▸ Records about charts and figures
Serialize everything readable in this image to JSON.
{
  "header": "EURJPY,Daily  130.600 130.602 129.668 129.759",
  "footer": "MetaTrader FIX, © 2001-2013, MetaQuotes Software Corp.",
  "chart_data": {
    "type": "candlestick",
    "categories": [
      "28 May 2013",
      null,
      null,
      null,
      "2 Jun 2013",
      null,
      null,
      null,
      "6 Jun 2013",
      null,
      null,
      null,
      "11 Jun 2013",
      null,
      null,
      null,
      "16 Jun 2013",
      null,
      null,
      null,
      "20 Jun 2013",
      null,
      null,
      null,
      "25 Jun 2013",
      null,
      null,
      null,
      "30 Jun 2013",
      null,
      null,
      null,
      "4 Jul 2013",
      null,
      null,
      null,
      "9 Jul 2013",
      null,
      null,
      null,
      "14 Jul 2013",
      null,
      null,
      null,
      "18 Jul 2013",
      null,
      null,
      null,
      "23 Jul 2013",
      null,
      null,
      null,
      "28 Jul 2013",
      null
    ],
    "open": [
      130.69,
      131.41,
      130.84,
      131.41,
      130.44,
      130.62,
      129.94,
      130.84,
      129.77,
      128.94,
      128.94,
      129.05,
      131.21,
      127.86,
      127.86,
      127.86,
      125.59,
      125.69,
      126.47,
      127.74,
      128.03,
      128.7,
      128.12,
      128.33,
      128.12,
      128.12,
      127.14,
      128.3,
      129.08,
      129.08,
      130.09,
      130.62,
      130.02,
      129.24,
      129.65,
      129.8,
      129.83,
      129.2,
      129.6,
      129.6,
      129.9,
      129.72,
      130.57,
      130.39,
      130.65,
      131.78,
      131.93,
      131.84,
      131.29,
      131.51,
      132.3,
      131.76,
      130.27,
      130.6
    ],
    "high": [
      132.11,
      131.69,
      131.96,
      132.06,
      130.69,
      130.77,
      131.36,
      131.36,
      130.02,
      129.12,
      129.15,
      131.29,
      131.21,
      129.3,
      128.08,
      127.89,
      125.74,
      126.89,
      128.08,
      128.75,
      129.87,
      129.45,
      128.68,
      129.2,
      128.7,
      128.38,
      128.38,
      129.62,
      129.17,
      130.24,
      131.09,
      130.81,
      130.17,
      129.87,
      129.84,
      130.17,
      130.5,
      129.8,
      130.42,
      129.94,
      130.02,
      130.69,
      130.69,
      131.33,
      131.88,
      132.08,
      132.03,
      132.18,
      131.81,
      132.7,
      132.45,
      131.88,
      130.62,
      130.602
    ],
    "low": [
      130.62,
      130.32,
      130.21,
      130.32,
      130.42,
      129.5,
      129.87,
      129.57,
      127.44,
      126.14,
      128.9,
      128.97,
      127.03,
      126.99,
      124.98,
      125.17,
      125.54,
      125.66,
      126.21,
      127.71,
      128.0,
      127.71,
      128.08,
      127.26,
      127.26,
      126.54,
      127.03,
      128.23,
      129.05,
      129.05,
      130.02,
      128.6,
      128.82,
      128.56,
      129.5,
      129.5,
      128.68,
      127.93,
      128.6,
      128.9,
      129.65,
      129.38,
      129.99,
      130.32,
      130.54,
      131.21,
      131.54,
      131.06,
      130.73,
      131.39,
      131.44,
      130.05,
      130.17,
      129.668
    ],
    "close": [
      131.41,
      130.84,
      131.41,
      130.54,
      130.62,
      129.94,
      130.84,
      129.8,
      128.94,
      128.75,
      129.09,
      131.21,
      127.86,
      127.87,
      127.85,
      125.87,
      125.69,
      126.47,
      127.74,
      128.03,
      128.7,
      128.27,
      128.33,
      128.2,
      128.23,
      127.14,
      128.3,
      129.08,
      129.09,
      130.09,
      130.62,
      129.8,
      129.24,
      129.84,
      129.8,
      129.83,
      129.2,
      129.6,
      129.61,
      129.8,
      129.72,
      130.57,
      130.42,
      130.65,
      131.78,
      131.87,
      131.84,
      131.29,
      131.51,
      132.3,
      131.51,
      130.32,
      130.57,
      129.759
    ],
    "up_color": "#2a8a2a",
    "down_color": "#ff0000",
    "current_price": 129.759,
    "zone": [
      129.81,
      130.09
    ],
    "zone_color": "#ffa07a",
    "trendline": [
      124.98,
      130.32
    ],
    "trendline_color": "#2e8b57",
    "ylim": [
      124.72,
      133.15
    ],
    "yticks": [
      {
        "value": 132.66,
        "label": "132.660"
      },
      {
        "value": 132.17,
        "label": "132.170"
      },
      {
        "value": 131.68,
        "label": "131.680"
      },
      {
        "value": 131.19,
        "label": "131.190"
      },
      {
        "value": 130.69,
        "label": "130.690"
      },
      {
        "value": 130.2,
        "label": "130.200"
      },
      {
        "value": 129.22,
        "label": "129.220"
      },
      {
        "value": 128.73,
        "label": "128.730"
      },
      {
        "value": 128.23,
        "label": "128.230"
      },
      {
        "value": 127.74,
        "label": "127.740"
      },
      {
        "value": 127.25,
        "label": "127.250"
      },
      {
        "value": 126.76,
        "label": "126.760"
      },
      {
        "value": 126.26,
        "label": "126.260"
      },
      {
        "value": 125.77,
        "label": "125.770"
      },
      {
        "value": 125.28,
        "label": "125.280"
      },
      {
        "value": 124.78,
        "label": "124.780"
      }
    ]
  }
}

▸ Job
Return the material exactly as it stands.

▸ Reply
Serialize everything readable in this image to JSON.
{
  "header": "EURJPY,Daily  130.600 130.602 129.668 129.759",
  "footer": "MetaTrader FIX, © 2001-2013, MetaQuotes Software Corp.",
  "chart_data": {
    "type": "candlestick",
    "categories": [
      "28 May 2013",
      null,
      null,
      null,
      "2 Jun 2013",
      null,
      null,
      null,
      "6 Jun 2013",
      null,
      null,
      null,
      "11 Jun 2013",
      null,
      null,
      null,
      "16 Jun 2013",
      null,
      null,
      null,
      "20 Jun 2013",
      null,
      null,
      null,
      "25 Jun 2013",
      null,
      null,
      null,
      "30 Jun 2013",
      null,
      null,
      null,
      "4 Jul 2013",
      null,
      null,
      null,
      "9 Jul 2013",
      null,
      null,
      null,
      "14 Jul 2013",
      null,
      null,
      null,
      "18 Jul 2013",
      null,
      null,
      null,
      "23 Jul 2013",
      null,
      null,
      null,
      "28 Jul 2013",
      null
    ],
    "open": [
      130.69,
      131.41,
      130.84,
      131.41,
      130.44,
      130.62,
      129.94,
      130.84,
      129.77,
      128.94,
      128.94,
      129.05,
      131.21,
      127.86,
      127.86,
      127.86,
      125.59,
      125.69,
      126.47,
      127.74,
      128.03,
      128.7,
      128.12,
      128.33,
      128.12,
      128.12,
      127.14,
      128.3,
      129.08,
      129.08,
      130.09,
      130.62,
      130.02,
      129.24,
      129.65,
      129.8,
      129.83,
      129.2,
      129.6,
      129.6,
      129.9,
      129.72,
      130.57,
      130.39,
      130.65,
      131.78,
      131.93,
      131.84,
      131.29,
      131.51,
      132.3,
      131.76,
      130.27,
      130.6
    ],
    "high": [
      132.11,
      131.69,
      131.96,
      132.06,
      130.69,
      130.77,
      131.36,
      131.36,
      130.02,
      129.12,
      129.15,
      131.29,
      131.21,
      129.3,
      128.08,
      127.89,
      125.74,
      126.89,
      128.08,
      128.75,
      129.87,
      129.45,
      128.68,
      129.2,
      128.7,
      128.38,
      128.38,
      129.62,
      129.17,
      130.24,
      131.09,
      130.81,
      130.17,
      129.87,
      129.84,
      130.17,
      130.5,
      129.8,
      130.42,
      129.94,
      130.02,
      130.69,
      130.69,
      131.33,
      131.88,
      132.08,
      132.03,
      132.18,
      131.81,
      132.7,
      132.45,
      131.88,
      130.62,
      130.602
    ],
    "low": [
      130.62,
      130.32,
      130.21,
      130.32,
      130.42,
      129.5,
      129.87,
      129.57,
      127.44,
      126.14,
      128.9,
      128.97,
      127.03,
      126.99,
      124.98,
      125.17,
      125.54,
      125.66,
      126.21,
      127.71,
      128.0,
      127.71,
      128.08,
      127.26,
      127.26,
      126.54,
      127.03,
      128.23,
      129.05,
      129.05,
      130.02,
      128.6,
      128.82,
      128.56,
      129.5,
      129.5,
      128.68,
      127.93,
      128.6,
      128.9,
      129.65,
      129.38,
      129.99,
      130.32,
      130.54,
      131.21,
      131.54,
      131.06,
      130.73,
      131.39,
      131.44,
      130.05,
      130.17,
      129.668
    ],
    "close": [
      131.41,
      130.84,
      131.41,
      130.54,
      130.62,
      129.94,
      130.84,
      129.8,
      128.94,
      128.75,
      129.09,
      131.21,
      127.86,
      127.87,
      127.85,
      125.87,
      125.69,
      126.47,
      127.74,
      128.03,
      128.7,
      128.27,
      128.33,
      128.2,
      128.23,
      127.14,
      128.3,
      129.08,
      129.09,
      130.09,
      130.62,
      129.8,
      129.24,
      129.84,
      129.8,
      129.83,
      129.2,
      129.6,
      129.61,
      129.8,
      129.72,
      130.57,
      130.42,
      130.65,
      131.78,
      131.87,
      131.84,
      131.29,
      131.51,
      132.3,
      131.51,
      130.32,
      130.57,
      129.759
    ],
    "up_color": "#2a8a2a",
    "down_color": "#ff0000",
    "current_price": 129.759,
    "zone": [
      129.81,
      130.09
    ],
    "zone_color": "#ffa07a",
    "trendline": [
      124.98,
      130.32
    ],
    "trendline_color": "#2e8b57",
    "ylim": [
      124.72,
      133.15
    ],
    "yticks": [
      {
        "value": 132.66,
        "label": "132.660"
      },
      {
        "value": 132.17,
        "label": "132.170"
      },
      {
        "value": 131.68,
        "label": "131.680"
      },
      {
        "value": 131.19,
        "label": "131.190"
      },
      {
        "value": 130.69,
        "label": "130.690"
      },
      {
        "value": 130.2,
        "label": "130.200"
      },
      {
        "value": 129.22,
        "label": "129.220"
      },
      {
        "value": 128.73,
        "label": "128.730"
      },
      {
        "value": 128.23,
        "label": "128.230"
      },
      {
        "value": 127.74,
        "label": "127.740"
      },
      {
        "value": 127.25,
        "label": "127.250"
      },
      {
        "value": 126.76,
        "label": "126.760"
      },
      {
        "value": 126.26,
        "label": "126.260"
      },
      {
        "value": 125.77,
        "label": "125.770"
      },
      {
        "value": 125.28,
        "label": "125.280"
      },
      {
        "value": 124.78,
        "label": "124.780"
      }
    ]
  }
}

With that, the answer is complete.